▶ Short task
Put each line of the listing below into a Markdown table with two columns, Row and Listing line, numbering the rows in order. Omit blank lines and pictures.
##############################
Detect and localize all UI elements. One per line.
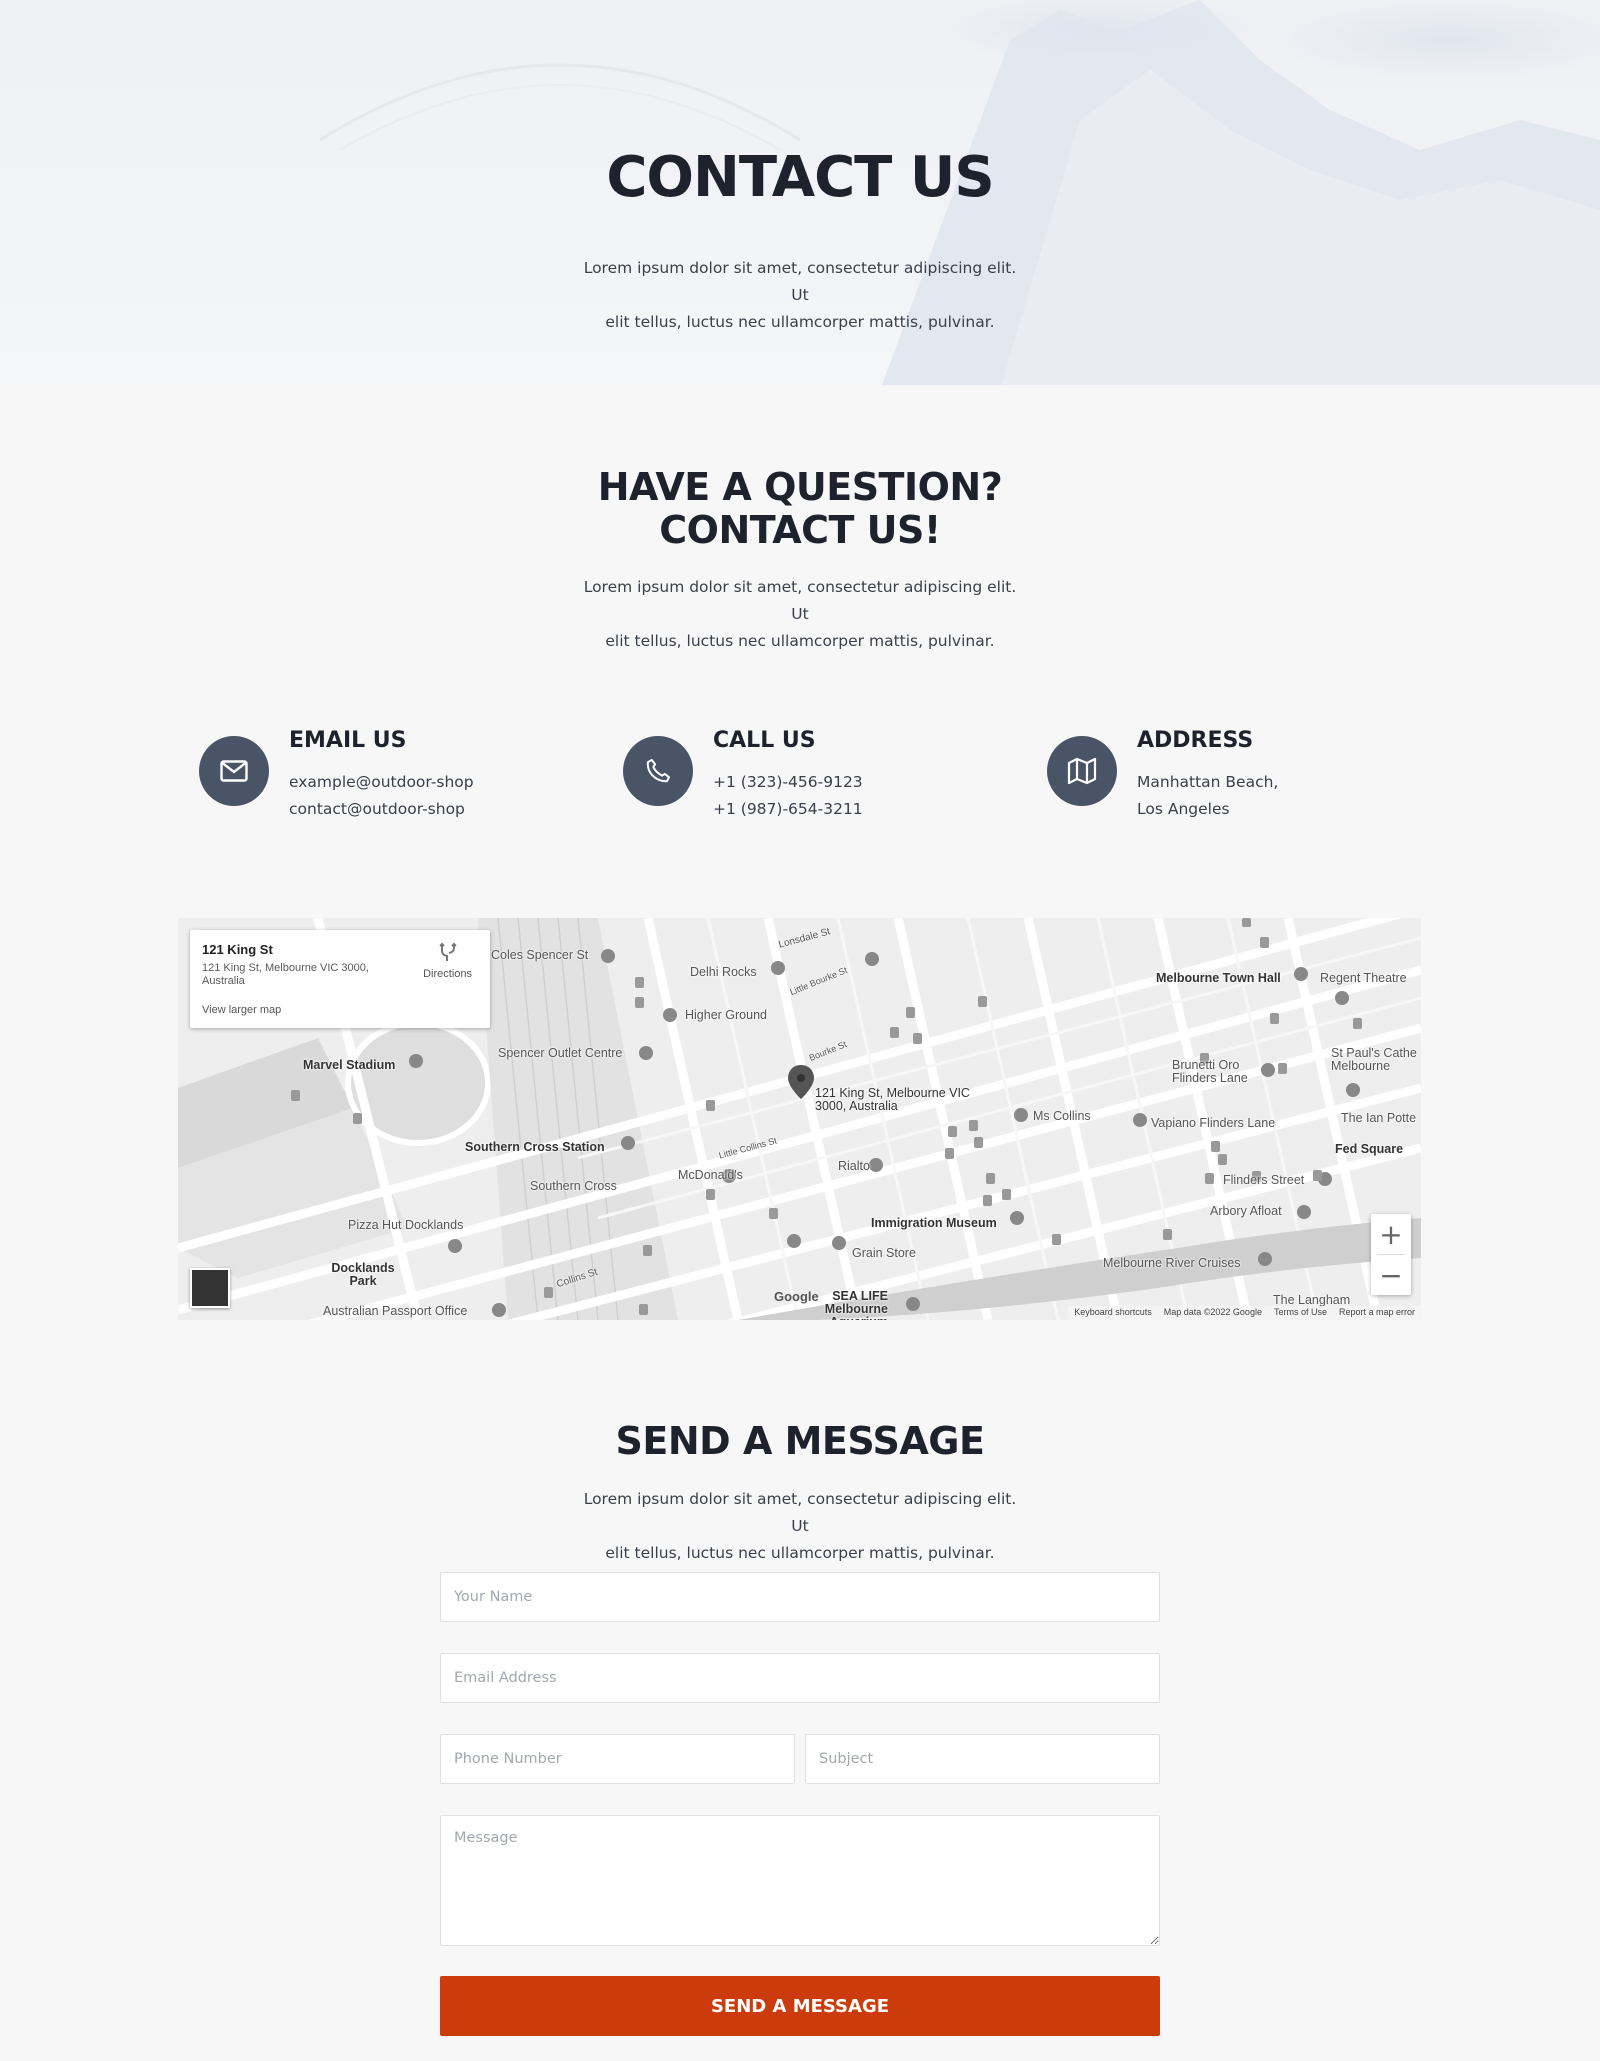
map-place-card: 121 King St 121 King St, Melbourne VIC 3… [190, 930, 490, 1028]
map-label: Melbourne Town Hall [1156, 971, 1281, 985]
terms-of-use-link[interactable]: Terms of Use [1274, 1307, 1327, 1319]
question-lead-line-2: elit tellus, luctus nec ullamcorper matt… [605, 632, 995, 650]
map-data-text: Map data ©2022 Google [1163, 1307, 1262, 1317]
directions-link[interactable]: Directions [423, 968, 472, 980]
question-heading: HAVE A QUESTION? CONTACT US! [0, 466, 1600, 552]
map-label: Marvel Stadium [303, 1058, 396, 1072]
map-label: Ms Collins [1033, 1109, 1091, 1123]
map-label: Southern Cross [530, 1179, 617, 1193]
address-line-2: Los Angeles [1137, 800, 1230, 818]
address-line-1: Manhattan Beach, [1137, 773, 1279, 791]
map-label: Regent Theatre [1320, 971, 1407, 985]
contact-email-title: EMAIL US [289, 728, 407, 753]
hero-lead-line-1: Lorem ipsum dolor sit amet, consectetur … [583, 259, 1017, 304]
keyboard-shortcuts-link[interactable]: Keyboard shortcuts [1074, 1307, 1152, 1319]
map-label: Rialto [838, 1159, 870, 1173]
name-field[interactable] [440, 1572, 1160, 1622]
map-label: Brunetti Oro Flinders Lane [1172, 1058, 1248, 1085]
phone-line-2[interactable]: +1 (987)-654-3211 [713, 800, 863, 818]
map-label: Delhi Rocks [690, 965, 757, 979]
message-textarea[interactable] [440, 1815, 1160, 1946]
message-lead: Lorem ipsum dolor sit amet, consectetur … [580, 1486, 1020, 1567]
hero-section: CONTACT US Lorem ipsum dolor sit amet, c… [0, 0, 1600, 390]
map-label: Higher Ground [685, 1008, 767, 1022]
report-map-error-link[interactable]: Report a map error [1339, 1307, 1415, 1319]
map-label: Pizza Hut Docklands [348, 1218, 464, 1232]
phone-line-1[interactable]: +1 (323)-456-9123 [713, 773, 863, 791]
question-lead: Lorem ipsum dolor sit amet, consectetur … [580, 574, 1020, 655]
map-label: Arbory Afloat [1210, 1204, 1282, 1218]
map-label: Vapiano Flinders Lane [1151, 1116, 1276, 1130]
zoom-out-button[interactable]: − [1371, 1255, 1411, 1295]
phone-icon [623, 736, 693, 806]
map-label: Australian Passport Office [323, 1304, 468, 1318]
envelope-icon [199, 736, 269, 806]
map-satellite-thumbnail[interactable] [190, 1268, 230, 1308]
map-label: Fed Square [1335, 1142, 1404, 1156]
map-pin-label: 121 King St, Melbourne VIC 3000, Austral… [815, 1086, 970, 1113]
send-message-button[interactable]: SEND A MESSAGE [440, 1976, 1160, 2036]
contact-address-title: ADDRESS [1137, 728, 1254, 753]
map-label: The Langham [1273, 1293, 1351, 1307]
message-lead-line-1: Lorem ipsum dolor sit amet, consectetur … [583, 1490, 1017, 1535]
map-zoom-controls: + − [1371, 1214, 1411, 1295]
zoom-in-button[interactable]: + [1371, 1214, 1411, 1254]
contact-phone-block: CALL US +1 (323)-456-9123 +1 (987)-654-3… [623, 728, 923, 828]
page-title: CONTACT US [606, 145, 994, 210]
map-card-address: 121 King St, Melbourne VIC 3000, Austral… [202, 962, 369, 987]
hero-lead: Lorem ipsum dolor sit amet, consectetur … [580, 255, 1020, 336]
question-heading-line-1: HAVE A QUESTION? [597, 465, 1003, 509]
hero-lead-line-2: elit tellus, luctus nec ullamcorper matt… [605, 313, 995, 331]
message-lead-line-2: elit tellus, luctus nec ullamcorper matt… [605, 1544, 995, 1562]
map-label: McDonald's [678, 1168, 743, 1182]
question-heading-line-2: CONTACT US! [659, 508, 941, 552]
message-heading: SEND A MESSAGE [615, 1419, 985, 1463]
embedded-map[interactable]: Coles Spencer St Delhi Rocks Lonsdale St… [178, 918, 1421, 1320]
map-icon [1047, 736, 1117, 806]
email-line-1[interactable]: example@outdoor-shop [289, 773, 474, 791]
map-label: Immigration Museum [871, 1216, 997, 1230]
map-label: Docklands Park [331, 1261, 395, 1288]
contact-email-block: EMAIL US example@outdoor-shop contact@ou… [199, 728, 499, 828]
email-field[interactable] [440, 1653, 1160, 1703]
google-logo: Google [774, 1289, 819, 1304]
map-label: Spencer Outlet Centre [498, 1046, 623, 1060]
map-label: St Paul's Cathe Melbourne [1331, 1046, 1417, 1073]
map-card-title: 121 King St [202, 942, 273, 957]
map-label: Coles Spencer St [491, 948, 589, 962]
map-label: Melbourne River Cruises [1103, 1256, 1241, 1270]
map-label: Southern Cross Station [465, 1140, 605, 1154]
map-label: Grain Store [852, 1246, 916, 1260]
question-lead-line-1: Lorem ipsum dolor sit amet, consectetur … [583, 578, 1017, 623]
email-line-2[interactable]: contact@outdoor-shop [289, 800, 465, 818]
map-label: Flinders Street [1223, 1173, 1305, 1187]
subject-field[interactable] [805, 1734, 1160, 1784]
phone-field[interactable] [440, 1734, 795, 1784]
view-larger-map-link[interactable]: View larger map [202, 1004, 281, 1016]
map-label: The Ian Potte [1341, 1111, 1417, 1125]
contact-phone-title: CALL US [713, 728, 816, 753]
map-footer: Keyboard shortcuts Map data ©2022 Google… [1068, 1306, 1421, 1320]
directions-icon[interactable] [438, 942, 458, 962]
contact-address-block: ADDRESS Manhattan Beach, Los Angeles [1047, 728, 1347, 828]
##############################
▶ Problem solution
| Row | Listing line |
|---|---|
| 1 | Detect and localize all UI elements. One per line. |
| 2 | map-place-card: 121 King St 121 King St, Melbourne VIC 3… [190, 930, 490, 1028] |
| 3 | map-label: Melbourne Town Hall [1156, 971, 1281, 985] |
| 4 | terms-of-use-link[interactable]: Terms of Use [1274, 1307, 1327, 1319] |
| 5 | question-lead-line-2: elit tellus, luctus nec ullamcorper matt… [605, 632, 995, 650] |
| 6 | map-data-text: Map data ©2022 Google [1163, 1307, 1262, 1317] |
| 7 | directions-link[interactable]: Directions [423, 968, 472, 980] |
| 8 | question-heading: HAVE A QUESTION? CONTACT US! [0, 466, 1600, 552] |
| 9 | map-label: Marvel Stadium [303, 1058, 396, 1072] |
| 10 | map-label: Ms Collins [1033, 1109, 1091, 1123] |
| 11 | map-label: Southern Cross [530, 1179, 617, 1193] |
| 12 | address-line-2: Los Angeles [1137, 800, 1230, 818] |
| 13 | address-line-1: Manhattan Beach, [1137, 773, 1279, 791] |
| 14 | map-label: Regent Theatre [1320, 971, 1407, 985] |
| 15 | contact-email-title: EMAIL US [289, 728, 407, 753] |
| 16 | hero-lead-line-1: Lorem ipsum dolor sit amet, consectetur … [583, 259, 1017, 304] |
| 17 | keyboard-shortcuts-link[interactable]: Keyboard shortcuts [1074, 1307, 1152, 1319] |
| 18 | map-label: Rialto [838, 1159, 870, 1173] |
| 19 | name-field[interactable] [440, 1572, 1160, 1622] |
| 20 | map-label: Brunetti Oro Flinders Lane [1172, 1058, 1248, 1085] |
| 21 | phone-line-2[interactable]: +1 (987)-654-3211 [713, 800, 863, 818] |
| 22 | map-label: Delhi Rocks [690, 965, 757, 979] |
| 23 | message-textarea[interactable] [440, 1815, 1160, 1946] |
| 24 | message-lead: Lorem ipsum dolor sit amet, consectetur … [580, 1486, 1020, 1567] |
| 25 | hero-section: CONTACT US Lorem ipsum dolor sit amet, c… [0, 0, 1600, 390] |
| 26 | map-label: Higher Ground [685, 1008, 767, 1022] |
| 27 | report-map-error-link[interactable]: Report a map error [1339, 1307, 1415, 1319] |
| 28 | map-label: Pizza Hut Docklands [348, 1218, 464, 1232] |
| 29 | phone-line-1[interactable]: +1 (323)-456-9123 [713, 773, 863, 791] |
| 30 | question-lead: Lorem ipsum dolor sit amet, consectetur … [580, 574, 1020, 655] |
| 31 | map-label: Arbory Afloat [1210, 1204, 1282, 1218] |
| 32 | map-label: Vapiano Flinders Lane [1151, 1116, 1276, 1130] |
| 33 | zoom-out-button[interactable]: − [1371, 1255, 1411, 1295] |
| 34 | phone-icon [623, 736, 693, 806] |
| 35 | map-label: Australian Passport Office [323, 1304, 468, 1318] |
| 36 | envelope-icon [199, 736, 269, 806] |
| 37 | map-satellite-thumbnail[interactable] [190, 1268, 230, 1308] |
| 38 | map-label: Fed Square [1335, 1142, 1404, 1156] |
| 39 | map-pin-label: 121 King St, Melbourne VIC 3000, Austral… [815, 1086, 970, 1113] |
| 40 | send-message-button[interactable]: SEND A MESSAGE [440, 1976, 1160, 2036] |
| 41 | contact-address-title: ADDRESS [1137, 728, 1254, 753] |
| 42 | map-label: The Langham [1273, 1293, 1351, 1307] |
| 43 | message-lead-line-1: Lorem ipsum dolor sit amet, consectetur … [583, 1490, 1017, 1535] |
| 44 | map-zoom-controls: + − [1371, 1214, 1411, 1295] |
| 45 | zoom-in-button[interactable]: + [1371, 1214, 1411, 1254] |
| 46 | contact-phone-block: CALL US +1 (323)-456-9123 +1 (987)-654-3… [623, 728, 923, 828] |
| 47 | page-title: CONTACT US [606, 145, 994, 210] |
| 48 | map-card-address: 121 King St, Melbourne VIC 3000, Austral… [202, 962, 369, 987] |
| 49 | hero-lead: Lorem ipsum dolor sit amet, consectetur … [580, 255, 1020, 336] |
| 50 | question-heading-line-1: HAVE A QUESTION? [597, 465, 1003, 509] |
| 51 | hero-lead-line-2: elit tellus, luctus nec ullamcorper matt… [605, 313, 995, 331] |
| 52 | message-lead-line-2: elit tellus, luctus nec ullamcorper matt… [605, 1544, 995, 1562] |
| 53 | map-label: McDonald's [678, 1168, 743, 1182] |
| 54 | question-heading-line-2: CONTACT US! [659, 508, 941, 552] |
| 55 | message-heading: SEND A MESSAGE [615, 1419, 985, 1463] |
| 56 | embedded-map[interactable]: Coles Spencer St Delhi Rocks Lonsdale St… [178, 918, 1421, 1320] |
| 57 | map-icon [1047, 736, 1117, 806] |
| 58 | email-line-1[interactable]: example@outdoor-shop [289, 773, 474, 791] |
| 59 | map-label: Immigration Museum [871, 1216, 997, 1230] |
| 60 | map-label: Docklands Park [331, 1261, 395, 1288] |
| 61 | contact-email-block: EMAIL US example@outdoor-shop contact@ou… [199, 728, 499, 828] |
| 62 | email-field[interactable] [440, 1653, 1160, 1703] |
| 63 | google-logo: Google [774, 1289, 819, 1304] |
| 64 | map-label: Spencer Outlet Centre [498, 1046, 623, 1060] |
| 65 | map-label: St Paul's Cathe Melbourne [1331, 1046, 1417, 1073] |
| 66 | map-card-title: 121 King St [202, 942, 273, 957] |
| 67 | map-label: Coles Spencer St [491, 948, 589, 962] |
| 68 | map-label: Melbourne River Cruises [1103, 1256, 1241, 1270] |
| 69 | map-label: Southern Cross Station [465, 1140, 605, 1154] |
| 70 | map-label: Grain Store [852, 1246, 916, 1260] |
| 71 | question-lead-line-1: Lorem ipsum dolor sit amet, consectetur … [583, 578, 1017, 623] |
| 72 | email-line-2[interactable]: contact@outdoor-shop [289, 800, 465, 818] |
| 73 | map-label: Flinders Street [1223, 1173, 1305, 1187] |
| 74 | subject-field[interactable] [805, 1734, 1160, 1784] |
| 75 | phone-field[interactable] [440, 1734, 795, 1784] |
| 76 | view-larger-map-link[interactable]: View larger map [202, 1004, 281, 1016] |
| 77 | map-label: The Ian Potte [1341, 1111, 1417, 1125] |
| 78 | contact-phone-title: CALL US [713, 728, 816, 753] |
| 79 | map-footer: Keyboard shortcuts Map data ©2022 Google… [1068, 1306, 1421, 1320] |
| 80 | directions-icon[interactable] [438, 942, 458, 962] |
| 81 | contact-address-block: ADDRESS Manhattan Beach, Los Angeles [1047, 728, 1347, 828] |